Objective. Each line that holds the word "arcsec" counts once; give the total number of such lines and nothing else.
*** Source records
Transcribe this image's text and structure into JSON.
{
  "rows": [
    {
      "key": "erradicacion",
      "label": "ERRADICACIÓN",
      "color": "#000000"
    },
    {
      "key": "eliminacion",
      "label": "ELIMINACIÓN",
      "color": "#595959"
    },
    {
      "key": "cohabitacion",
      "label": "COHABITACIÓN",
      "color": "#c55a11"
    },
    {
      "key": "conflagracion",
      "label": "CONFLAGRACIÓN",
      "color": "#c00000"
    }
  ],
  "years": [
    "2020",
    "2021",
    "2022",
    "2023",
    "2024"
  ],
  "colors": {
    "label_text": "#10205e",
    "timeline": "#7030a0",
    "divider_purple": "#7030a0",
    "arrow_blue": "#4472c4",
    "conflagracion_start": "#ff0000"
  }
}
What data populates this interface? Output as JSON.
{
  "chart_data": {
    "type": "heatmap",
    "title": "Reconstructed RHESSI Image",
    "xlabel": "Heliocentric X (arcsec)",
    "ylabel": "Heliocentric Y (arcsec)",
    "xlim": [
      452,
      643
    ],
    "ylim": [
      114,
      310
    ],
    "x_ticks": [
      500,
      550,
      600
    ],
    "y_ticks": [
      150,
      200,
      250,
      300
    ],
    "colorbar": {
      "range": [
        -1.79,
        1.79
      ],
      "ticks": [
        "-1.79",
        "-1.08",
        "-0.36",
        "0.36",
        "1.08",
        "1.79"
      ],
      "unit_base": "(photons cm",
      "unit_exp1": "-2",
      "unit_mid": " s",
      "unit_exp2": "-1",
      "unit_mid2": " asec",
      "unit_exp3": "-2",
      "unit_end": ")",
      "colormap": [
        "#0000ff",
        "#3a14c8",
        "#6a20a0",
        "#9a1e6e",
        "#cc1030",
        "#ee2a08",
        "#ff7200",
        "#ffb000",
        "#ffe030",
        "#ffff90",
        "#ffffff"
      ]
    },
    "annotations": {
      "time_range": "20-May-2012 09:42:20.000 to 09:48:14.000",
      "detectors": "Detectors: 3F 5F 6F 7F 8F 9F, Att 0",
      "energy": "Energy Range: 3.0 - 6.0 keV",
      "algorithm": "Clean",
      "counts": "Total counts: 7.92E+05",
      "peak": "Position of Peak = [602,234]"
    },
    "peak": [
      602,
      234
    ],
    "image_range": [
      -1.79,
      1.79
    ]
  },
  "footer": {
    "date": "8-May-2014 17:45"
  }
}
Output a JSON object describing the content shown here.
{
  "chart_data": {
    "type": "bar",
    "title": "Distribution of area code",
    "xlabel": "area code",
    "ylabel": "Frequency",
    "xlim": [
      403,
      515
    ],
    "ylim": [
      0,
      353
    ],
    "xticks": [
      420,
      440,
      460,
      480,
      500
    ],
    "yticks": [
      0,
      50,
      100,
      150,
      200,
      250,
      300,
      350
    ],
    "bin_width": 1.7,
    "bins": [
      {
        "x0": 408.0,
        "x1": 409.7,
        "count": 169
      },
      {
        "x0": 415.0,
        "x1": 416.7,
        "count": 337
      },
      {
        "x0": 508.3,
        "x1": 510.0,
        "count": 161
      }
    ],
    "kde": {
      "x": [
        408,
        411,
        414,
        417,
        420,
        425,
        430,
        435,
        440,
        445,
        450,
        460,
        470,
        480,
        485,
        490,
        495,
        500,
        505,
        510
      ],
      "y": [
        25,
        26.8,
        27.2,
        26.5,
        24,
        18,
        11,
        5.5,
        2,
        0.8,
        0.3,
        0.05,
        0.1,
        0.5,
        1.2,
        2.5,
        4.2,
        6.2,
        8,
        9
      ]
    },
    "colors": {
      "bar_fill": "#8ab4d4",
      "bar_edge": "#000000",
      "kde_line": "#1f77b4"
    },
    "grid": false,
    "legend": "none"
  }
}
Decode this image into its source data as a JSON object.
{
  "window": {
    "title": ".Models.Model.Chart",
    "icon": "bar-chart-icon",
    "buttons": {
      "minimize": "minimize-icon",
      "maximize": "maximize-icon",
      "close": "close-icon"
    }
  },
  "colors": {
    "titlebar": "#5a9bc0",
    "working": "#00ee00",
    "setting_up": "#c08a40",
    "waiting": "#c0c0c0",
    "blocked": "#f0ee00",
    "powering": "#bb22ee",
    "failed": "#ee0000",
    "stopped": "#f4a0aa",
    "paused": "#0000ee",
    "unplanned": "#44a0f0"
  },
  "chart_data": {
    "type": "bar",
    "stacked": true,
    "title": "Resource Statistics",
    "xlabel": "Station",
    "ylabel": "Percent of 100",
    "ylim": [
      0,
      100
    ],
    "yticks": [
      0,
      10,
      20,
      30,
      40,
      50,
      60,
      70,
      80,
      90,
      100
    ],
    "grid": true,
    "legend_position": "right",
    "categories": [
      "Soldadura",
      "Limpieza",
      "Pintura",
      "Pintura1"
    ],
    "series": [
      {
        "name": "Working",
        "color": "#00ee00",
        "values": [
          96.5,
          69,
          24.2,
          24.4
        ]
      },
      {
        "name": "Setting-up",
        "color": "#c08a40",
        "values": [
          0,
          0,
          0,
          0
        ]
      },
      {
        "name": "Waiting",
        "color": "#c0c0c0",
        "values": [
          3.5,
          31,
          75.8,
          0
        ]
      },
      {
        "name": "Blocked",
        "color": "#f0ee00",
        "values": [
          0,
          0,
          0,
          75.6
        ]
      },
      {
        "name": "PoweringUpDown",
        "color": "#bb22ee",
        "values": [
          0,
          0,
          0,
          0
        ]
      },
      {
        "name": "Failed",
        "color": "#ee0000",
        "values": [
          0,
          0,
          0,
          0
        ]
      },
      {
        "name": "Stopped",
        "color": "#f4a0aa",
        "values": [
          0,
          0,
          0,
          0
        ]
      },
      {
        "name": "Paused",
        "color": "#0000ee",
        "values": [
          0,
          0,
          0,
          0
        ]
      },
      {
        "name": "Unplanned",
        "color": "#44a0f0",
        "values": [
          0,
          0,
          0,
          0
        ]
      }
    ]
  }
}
******
Written answer. 2